** DOCUMENT PASSAGE follows **

These findings can be interpreted within the theoretical framework of technology acceptance models (TAMs), which posit that perceived usefulness enhances adoption motivation, whereas perceived risk or ethical conflict serves as a barrier (1-3). Educational institutions and clinical policymakers should address these opposing forces simultaneously, ensuring that nursing students acquire both the technical competencies and ethical awareness necessary for responsible AI use. As shown in Table 4, positive correlations were found among knowledge, attitudes, and practice, and between practice and perceived benefits, while concerns were inversely related to these domains. These relationships align with the TAM and previous findings from Iran, Jordan, and Saudi Arabia (17, 20), confirming that greater knowledge and favorable attitudes facilitate higher AI engagement and awareness of its benefits. Conversely, higher concerns — particularly regarding privacy and empathy — can inhibit practical use. Therefore, improving AI literacy may indirectly reduce concerns by increasing understanding of AI’s capabilities and ethical safeguards.

** End of DOCUMENT PASSAGE **

* WORK TO BE COMPLETED
In the passage on AI use among nursing students, which countries are named as sources of previous findings that align with the relationships shown in Table 4? The lines that come next are separate material with no connection to the passage on AI use among nursing students.

** INPUT DATA follows **

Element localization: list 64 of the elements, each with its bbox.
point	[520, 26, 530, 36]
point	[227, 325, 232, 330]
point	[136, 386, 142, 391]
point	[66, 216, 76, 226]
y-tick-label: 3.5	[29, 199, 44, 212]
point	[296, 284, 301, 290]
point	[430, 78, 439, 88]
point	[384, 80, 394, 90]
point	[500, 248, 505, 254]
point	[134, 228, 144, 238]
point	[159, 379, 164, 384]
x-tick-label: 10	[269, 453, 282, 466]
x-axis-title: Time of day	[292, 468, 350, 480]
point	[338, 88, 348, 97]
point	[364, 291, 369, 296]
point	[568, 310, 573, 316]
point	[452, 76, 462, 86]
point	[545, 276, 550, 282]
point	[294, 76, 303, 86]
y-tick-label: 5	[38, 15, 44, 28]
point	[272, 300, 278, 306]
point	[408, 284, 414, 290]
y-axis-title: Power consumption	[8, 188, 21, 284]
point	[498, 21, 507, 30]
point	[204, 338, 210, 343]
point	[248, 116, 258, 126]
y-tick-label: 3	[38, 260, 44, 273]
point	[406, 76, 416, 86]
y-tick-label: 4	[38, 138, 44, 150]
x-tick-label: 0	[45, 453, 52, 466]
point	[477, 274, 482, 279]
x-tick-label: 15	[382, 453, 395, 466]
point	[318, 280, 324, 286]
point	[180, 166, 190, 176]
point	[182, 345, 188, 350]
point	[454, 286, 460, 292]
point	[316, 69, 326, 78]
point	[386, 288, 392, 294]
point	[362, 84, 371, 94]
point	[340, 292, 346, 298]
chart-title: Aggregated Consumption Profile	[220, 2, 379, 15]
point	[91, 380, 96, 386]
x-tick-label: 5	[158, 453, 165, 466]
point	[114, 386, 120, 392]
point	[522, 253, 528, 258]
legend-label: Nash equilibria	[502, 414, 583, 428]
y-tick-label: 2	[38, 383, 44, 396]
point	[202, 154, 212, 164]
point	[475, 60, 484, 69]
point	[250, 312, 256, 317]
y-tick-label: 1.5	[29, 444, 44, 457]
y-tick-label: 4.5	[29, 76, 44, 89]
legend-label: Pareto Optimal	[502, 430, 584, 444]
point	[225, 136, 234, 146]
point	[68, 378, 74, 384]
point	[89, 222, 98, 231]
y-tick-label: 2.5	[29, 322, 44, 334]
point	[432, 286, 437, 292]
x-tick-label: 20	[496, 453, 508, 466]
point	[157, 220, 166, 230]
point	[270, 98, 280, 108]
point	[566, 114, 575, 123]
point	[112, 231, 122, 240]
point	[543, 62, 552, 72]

** End of INPUT DATA **

* RESPONSE TO THE EXERCISE
Iran, Jordan, and Saudi Arabia.